## Material supplied
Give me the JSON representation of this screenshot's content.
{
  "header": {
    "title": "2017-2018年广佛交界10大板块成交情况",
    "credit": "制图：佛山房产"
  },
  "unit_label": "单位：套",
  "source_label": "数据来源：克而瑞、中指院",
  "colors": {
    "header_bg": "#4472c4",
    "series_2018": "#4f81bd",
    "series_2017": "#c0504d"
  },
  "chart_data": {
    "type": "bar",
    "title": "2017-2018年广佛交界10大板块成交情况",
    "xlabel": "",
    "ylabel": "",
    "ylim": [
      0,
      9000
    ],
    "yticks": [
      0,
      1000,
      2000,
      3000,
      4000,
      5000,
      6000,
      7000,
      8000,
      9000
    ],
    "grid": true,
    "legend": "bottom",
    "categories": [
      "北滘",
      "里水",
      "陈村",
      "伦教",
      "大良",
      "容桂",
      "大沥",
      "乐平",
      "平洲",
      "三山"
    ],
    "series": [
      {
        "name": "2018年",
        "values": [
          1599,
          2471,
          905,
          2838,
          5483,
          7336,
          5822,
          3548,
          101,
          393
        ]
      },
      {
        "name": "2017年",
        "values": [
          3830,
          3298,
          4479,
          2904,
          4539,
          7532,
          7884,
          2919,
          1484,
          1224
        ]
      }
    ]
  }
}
...
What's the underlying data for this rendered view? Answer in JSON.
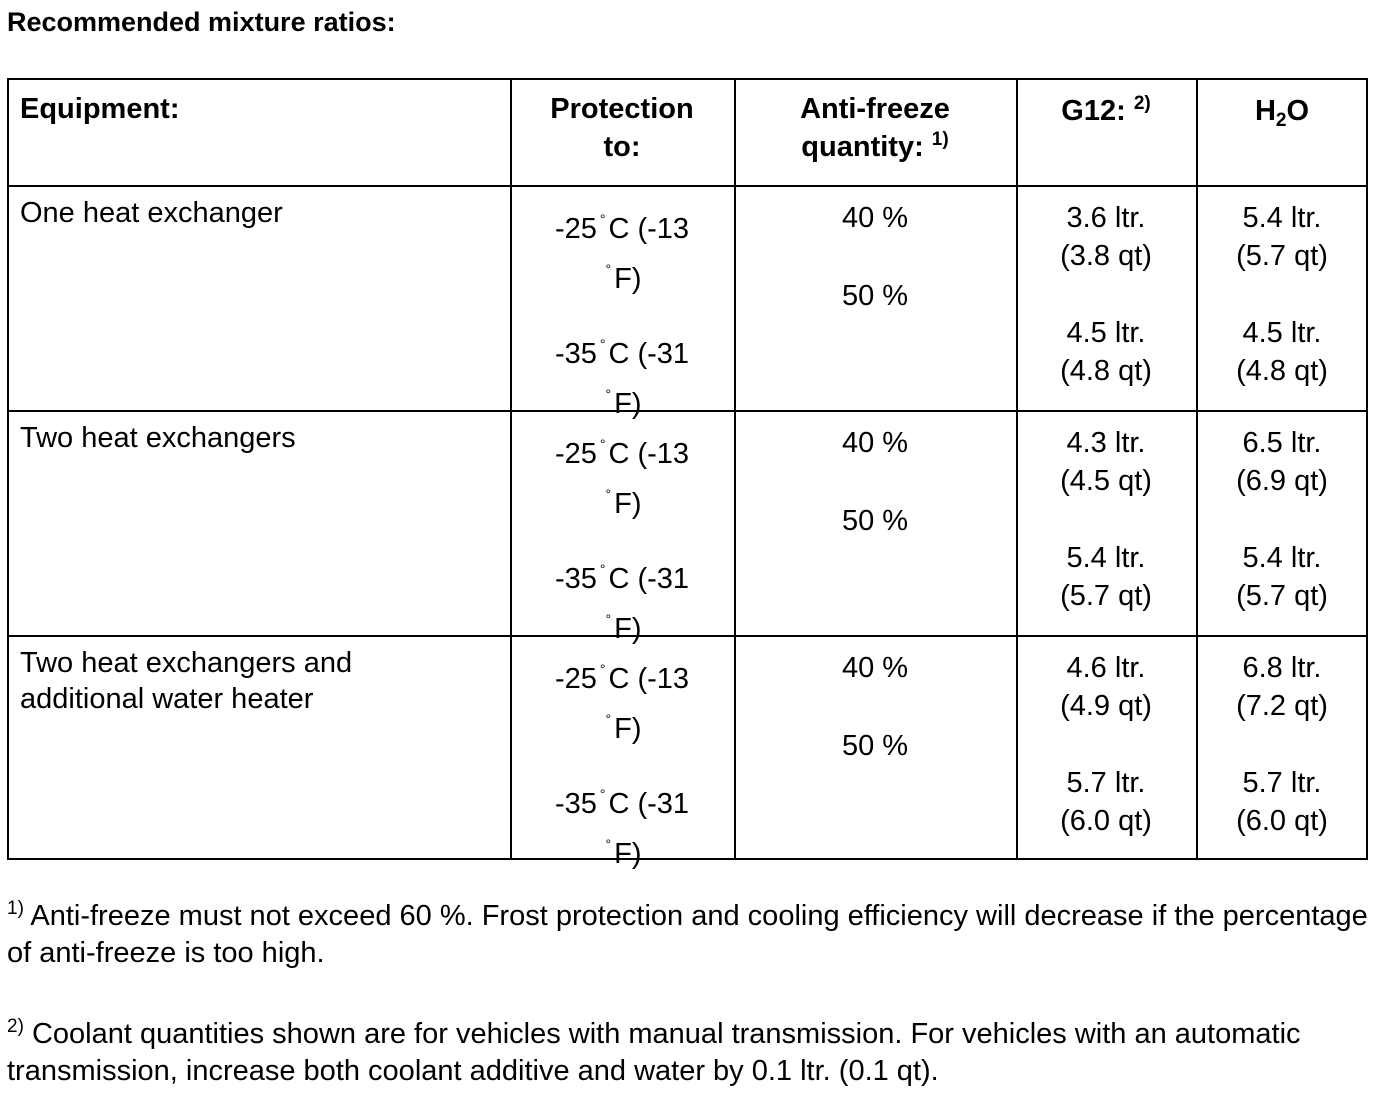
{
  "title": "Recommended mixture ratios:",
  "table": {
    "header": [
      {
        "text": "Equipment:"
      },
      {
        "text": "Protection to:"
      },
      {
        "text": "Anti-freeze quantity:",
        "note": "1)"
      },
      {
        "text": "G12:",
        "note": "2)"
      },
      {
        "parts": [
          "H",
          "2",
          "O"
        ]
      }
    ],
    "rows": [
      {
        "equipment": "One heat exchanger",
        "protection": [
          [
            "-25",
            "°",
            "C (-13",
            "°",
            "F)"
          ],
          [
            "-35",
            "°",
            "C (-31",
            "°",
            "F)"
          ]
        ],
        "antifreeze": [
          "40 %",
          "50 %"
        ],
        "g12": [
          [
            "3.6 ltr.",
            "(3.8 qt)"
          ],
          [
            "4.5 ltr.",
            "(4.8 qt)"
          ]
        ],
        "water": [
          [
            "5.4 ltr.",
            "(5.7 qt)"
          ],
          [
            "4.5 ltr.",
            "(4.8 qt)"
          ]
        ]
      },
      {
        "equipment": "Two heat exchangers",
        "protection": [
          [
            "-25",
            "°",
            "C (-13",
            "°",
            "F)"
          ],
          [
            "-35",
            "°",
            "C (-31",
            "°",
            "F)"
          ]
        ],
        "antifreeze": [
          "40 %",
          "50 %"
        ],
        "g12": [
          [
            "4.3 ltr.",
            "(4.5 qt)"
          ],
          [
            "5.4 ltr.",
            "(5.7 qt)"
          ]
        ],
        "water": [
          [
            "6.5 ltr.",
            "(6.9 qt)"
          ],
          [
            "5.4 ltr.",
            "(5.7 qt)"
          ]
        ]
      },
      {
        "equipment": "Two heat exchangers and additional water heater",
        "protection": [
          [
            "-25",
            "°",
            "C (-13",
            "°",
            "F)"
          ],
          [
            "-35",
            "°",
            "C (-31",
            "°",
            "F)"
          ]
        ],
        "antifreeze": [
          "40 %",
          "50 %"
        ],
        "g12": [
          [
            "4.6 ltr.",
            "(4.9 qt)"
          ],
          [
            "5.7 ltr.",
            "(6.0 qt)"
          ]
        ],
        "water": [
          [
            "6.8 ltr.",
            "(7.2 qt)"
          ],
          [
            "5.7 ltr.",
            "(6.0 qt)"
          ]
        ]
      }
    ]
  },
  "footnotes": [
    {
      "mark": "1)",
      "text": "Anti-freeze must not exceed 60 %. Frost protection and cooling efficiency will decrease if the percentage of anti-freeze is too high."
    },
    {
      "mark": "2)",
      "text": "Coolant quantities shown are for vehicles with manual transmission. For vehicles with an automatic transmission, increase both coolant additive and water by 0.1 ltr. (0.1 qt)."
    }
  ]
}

## Short problem
Collect the lines that hold "JSON".

## Answer for this exercise
Give me the JSON representation of this screenshot's content.
What's the underlying data for this rendered view? Answer in JSON.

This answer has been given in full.